— WORK INSTRUCTIONS —
Collect every line of the records below that contains the word "text".

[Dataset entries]
....

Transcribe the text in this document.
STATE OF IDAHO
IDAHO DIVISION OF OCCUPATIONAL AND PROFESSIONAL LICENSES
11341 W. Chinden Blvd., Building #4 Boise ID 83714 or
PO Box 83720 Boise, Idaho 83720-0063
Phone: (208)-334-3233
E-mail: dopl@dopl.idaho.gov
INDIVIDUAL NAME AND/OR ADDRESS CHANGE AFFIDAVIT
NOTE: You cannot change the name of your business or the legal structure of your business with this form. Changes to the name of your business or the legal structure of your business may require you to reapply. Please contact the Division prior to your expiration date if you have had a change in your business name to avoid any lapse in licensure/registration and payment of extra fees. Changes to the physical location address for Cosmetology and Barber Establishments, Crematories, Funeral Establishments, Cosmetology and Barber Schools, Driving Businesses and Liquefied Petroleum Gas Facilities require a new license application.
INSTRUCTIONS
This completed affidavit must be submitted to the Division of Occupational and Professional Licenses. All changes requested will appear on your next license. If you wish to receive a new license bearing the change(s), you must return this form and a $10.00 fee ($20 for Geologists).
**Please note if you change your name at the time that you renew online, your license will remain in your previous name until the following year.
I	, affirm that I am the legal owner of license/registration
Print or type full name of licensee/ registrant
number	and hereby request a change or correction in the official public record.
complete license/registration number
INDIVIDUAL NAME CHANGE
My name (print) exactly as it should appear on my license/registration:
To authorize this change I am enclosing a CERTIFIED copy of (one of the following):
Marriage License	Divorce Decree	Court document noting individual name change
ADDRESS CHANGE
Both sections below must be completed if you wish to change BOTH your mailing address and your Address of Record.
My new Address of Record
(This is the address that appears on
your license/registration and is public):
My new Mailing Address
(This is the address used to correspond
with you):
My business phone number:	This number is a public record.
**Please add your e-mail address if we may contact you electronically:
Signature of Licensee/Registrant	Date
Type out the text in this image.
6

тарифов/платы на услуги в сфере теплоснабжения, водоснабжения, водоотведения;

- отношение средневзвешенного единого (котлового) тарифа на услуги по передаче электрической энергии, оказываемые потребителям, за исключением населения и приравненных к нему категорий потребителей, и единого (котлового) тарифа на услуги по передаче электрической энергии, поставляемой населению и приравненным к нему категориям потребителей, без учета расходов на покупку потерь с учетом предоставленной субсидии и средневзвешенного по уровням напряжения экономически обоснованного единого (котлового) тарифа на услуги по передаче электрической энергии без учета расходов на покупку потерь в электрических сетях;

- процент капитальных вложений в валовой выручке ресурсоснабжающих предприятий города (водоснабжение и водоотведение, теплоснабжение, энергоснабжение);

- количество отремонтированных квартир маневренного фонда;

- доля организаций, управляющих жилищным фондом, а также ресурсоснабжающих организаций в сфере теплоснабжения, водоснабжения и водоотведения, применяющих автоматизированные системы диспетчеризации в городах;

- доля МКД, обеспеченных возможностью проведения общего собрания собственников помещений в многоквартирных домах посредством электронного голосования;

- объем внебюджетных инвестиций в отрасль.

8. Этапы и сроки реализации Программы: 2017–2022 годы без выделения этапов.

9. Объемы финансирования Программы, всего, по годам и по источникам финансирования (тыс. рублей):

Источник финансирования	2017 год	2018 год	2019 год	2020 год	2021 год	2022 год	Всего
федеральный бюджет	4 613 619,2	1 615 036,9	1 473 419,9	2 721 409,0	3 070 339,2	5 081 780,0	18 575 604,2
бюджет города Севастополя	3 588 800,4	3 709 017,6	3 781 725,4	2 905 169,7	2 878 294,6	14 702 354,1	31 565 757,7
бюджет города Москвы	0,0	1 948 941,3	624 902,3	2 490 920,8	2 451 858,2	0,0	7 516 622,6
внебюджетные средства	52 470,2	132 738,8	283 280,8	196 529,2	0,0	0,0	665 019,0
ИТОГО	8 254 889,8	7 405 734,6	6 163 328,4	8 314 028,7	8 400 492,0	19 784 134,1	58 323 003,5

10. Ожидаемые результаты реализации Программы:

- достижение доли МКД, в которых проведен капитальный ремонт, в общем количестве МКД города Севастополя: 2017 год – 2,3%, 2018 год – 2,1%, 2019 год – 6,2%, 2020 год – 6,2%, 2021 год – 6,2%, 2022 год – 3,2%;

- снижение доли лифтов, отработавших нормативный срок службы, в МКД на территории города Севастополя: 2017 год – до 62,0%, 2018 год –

....

— ANSWER TO THIS PROBLEM —
Transcribe the text in this document.
Type out the text in this image.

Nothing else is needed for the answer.